▸ **Goal of the exercise**: Only the lines from the line holding "What's the underlying" through the final line of the entries below are to be returned, exactly as they stand.

(Structured figure records)
━━━━━━━━━━━━━━━━━━━━━━━━━━━━━━

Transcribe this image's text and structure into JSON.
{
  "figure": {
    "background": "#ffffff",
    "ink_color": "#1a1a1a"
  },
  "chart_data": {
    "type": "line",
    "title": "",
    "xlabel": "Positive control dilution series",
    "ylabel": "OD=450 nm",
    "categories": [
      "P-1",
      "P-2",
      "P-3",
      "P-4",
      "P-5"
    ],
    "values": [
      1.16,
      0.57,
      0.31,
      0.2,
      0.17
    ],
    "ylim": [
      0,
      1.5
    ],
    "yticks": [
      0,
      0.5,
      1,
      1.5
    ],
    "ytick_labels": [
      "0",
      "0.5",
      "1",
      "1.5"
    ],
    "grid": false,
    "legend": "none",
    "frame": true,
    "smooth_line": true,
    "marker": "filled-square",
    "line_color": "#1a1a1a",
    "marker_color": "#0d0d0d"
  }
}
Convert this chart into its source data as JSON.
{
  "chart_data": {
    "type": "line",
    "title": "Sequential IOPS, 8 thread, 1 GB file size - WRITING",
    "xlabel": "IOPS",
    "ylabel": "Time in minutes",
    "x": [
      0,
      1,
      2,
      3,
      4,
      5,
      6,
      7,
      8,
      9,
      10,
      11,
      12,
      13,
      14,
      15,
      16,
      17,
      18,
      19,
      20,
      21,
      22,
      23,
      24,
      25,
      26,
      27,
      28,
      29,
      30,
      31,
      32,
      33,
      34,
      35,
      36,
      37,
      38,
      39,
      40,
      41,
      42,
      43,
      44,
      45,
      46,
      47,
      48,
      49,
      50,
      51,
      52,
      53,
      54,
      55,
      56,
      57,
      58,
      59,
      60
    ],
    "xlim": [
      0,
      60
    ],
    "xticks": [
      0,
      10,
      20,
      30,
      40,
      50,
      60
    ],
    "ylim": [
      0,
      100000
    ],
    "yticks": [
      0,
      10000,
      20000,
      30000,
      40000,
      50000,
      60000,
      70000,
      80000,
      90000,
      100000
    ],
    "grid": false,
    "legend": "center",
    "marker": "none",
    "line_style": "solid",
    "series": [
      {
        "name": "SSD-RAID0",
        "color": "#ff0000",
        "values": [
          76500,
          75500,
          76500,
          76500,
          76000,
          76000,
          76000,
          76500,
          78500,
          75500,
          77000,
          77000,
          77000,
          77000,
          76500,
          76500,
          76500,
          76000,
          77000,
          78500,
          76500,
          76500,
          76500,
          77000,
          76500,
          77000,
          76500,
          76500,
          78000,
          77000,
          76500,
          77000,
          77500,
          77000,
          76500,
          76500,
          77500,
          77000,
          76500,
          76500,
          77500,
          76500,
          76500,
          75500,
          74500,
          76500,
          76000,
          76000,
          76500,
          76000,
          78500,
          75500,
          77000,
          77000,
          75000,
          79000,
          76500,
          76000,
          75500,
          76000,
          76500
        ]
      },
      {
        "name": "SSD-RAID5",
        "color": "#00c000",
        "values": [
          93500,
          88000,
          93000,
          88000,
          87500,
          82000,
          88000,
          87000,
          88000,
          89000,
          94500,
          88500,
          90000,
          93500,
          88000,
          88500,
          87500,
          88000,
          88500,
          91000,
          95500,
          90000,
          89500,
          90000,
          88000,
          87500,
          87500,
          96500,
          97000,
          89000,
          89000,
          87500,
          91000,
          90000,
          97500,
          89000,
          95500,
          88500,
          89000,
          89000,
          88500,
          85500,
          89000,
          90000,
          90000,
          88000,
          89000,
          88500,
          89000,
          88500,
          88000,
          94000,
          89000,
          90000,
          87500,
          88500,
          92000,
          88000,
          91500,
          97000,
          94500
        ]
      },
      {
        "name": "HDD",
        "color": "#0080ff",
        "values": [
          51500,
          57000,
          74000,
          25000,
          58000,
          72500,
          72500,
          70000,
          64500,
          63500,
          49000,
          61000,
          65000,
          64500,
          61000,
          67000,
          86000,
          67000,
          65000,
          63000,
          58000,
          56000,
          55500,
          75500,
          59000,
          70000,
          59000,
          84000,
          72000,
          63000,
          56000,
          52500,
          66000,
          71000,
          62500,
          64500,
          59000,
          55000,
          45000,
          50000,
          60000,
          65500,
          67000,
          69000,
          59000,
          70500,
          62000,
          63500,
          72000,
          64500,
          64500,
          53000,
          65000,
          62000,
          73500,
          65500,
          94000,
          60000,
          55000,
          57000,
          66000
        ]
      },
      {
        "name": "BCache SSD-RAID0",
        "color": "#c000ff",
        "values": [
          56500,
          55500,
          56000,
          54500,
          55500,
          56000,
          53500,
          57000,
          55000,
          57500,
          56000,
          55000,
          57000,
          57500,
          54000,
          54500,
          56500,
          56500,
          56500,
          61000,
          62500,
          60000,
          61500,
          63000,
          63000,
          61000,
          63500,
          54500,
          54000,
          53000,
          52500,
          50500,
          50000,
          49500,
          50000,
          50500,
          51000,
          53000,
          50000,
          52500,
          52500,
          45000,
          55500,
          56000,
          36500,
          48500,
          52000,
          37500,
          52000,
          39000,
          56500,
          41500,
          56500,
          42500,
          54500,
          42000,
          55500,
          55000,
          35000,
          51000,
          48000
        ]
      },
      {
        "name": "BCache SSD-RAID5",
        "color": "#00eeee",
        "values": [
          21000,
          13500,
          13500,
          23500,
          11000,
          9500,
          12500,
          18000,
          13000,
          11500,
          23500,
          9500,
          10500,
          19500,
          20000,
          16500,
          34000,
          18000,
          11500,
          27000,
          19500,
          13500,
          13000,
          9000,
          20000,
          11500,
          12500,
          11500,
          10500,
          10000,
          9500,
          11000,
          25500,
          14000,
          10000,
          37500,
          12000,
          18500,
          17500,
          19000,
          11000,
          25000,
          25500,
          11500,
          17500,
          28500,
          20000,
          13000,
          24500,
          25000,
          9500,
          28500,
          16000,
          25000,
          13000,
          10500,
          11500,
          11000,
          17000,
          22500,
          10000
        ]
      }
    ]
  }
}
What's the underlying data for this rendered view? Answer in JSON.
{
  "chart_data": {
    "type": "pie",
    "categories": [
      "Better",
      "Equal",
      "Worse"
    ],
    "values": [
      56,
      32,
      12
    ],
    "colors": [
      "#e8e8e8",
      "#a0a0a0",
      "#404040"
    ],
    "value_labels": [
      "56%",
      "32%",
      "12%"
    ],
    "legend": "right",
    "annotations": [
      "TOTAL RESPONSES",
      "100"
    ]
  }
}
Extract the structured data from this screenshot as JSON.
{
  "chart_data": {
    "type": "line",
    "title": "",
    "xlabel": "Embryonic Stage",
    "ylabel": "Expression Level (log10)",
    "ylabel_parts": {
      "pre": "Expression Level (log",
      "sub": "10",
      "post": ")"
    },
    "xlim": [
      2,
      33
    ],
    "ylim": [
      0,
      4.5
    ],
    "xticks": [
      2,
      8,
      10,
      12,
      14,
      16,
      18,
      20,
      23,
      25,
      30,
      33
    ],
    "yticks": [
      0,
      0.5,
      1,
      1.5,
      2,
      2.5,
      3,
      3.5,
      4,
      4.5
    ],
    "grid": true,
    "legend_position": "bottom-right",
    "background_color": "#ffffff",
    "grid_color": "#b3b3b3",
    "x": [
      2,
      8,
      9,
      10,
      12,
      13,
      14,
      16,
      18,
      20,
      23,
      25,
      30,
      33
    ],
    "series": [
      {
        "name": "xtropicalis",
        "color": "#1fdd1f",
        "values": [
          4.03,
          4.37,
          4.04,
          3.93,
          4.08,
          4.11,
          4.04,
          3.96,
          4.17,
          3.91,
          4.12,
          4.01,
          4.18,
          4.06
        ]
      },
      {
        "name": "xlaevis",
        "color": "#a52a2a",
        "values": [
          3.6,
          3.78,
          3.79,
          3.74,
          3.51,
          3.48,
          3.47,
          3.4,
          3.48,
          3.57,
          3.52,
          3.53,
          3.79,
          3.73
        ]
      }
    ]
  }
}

━━━━━━━━━━━━━━━━━━━━━━━━━━━━━━

▸ **Result for this task**:
What's the underlying data for this rendered view? Answer in JSON.
{
  "chart_data": {
    "type": "pie",
    "categories": [
      "Better",
      "Equal",
      "Worse"
    ],
    "values": [
      56,
      32,
      12
    ],
    "colors": [
      "#e8e8e8",
      "#a0a0a0",
      "#404040"
    ],
    "value_labels": [
      "56%",
      "32%",
      "12%"
    ],
    "legend": "right",
    "annotations": [
      "TOTAL RESPONSES",
      "100"
    ]
  }
}
Extract the structured data from this screenshot as JSON.
{
  "chart_data": {
    "type": "line",
    "title": "",
    "xlabel": "Embryonic Stage",
    "ylabel": "Expression Level (log10)",
    "ylabel_parts": {
      "pre": "Expression Level (log",
      "sub": "10",
      "post": ")"
    },
    "xlim": [
      2,
      33
    ],
    "ylim": [
      0,
      4.5
    ],
    "xticks": [
      2,
      8,
      10,
      12,
      14,
      16,
      18,
      20,
      23,
      25,
      30,
      33
    ],
    "yticks": [
      0,
      0.5,
      1,
      1.5,
      2,
      2.5,
      3,
      3.5,
      4,
      4.5
    ],
    "grid": true,
    "legend_position": "bottom-right",
    "background_color": "#ffffff",
    "grid_color": "#b3b3b3",
    "x": [
      2,
      8,
      9,
      10,
      12,
      13,
      14,
      16,
      18,
      20,
      23,
      25,
      30,
      33
    ],
    "series": [
      {
        "name": "xtropicalis",
        "color": "#1fdd1f",
        "values": [
          4.03,
          4.37,
          4.04,
          3.93,
          4.08,
          4.11,
          4.04,
          3.96,
          4.17,
          3.91,
          4.12,
          4.01,
          4.18,
          4.06
        ]
      },
      {
        "name": "xlaevis",
        "color": "#a52a2a",
        "values": [
          3.6,
          3.78,
          3.79,
          3.74,
          3.51,
          3.48,
          3.47,
          3.4,
          3.48,
          3.57,
          3.52,
          3.53,
          3.79,
          3.73
        ]
      }
    ]
  }
}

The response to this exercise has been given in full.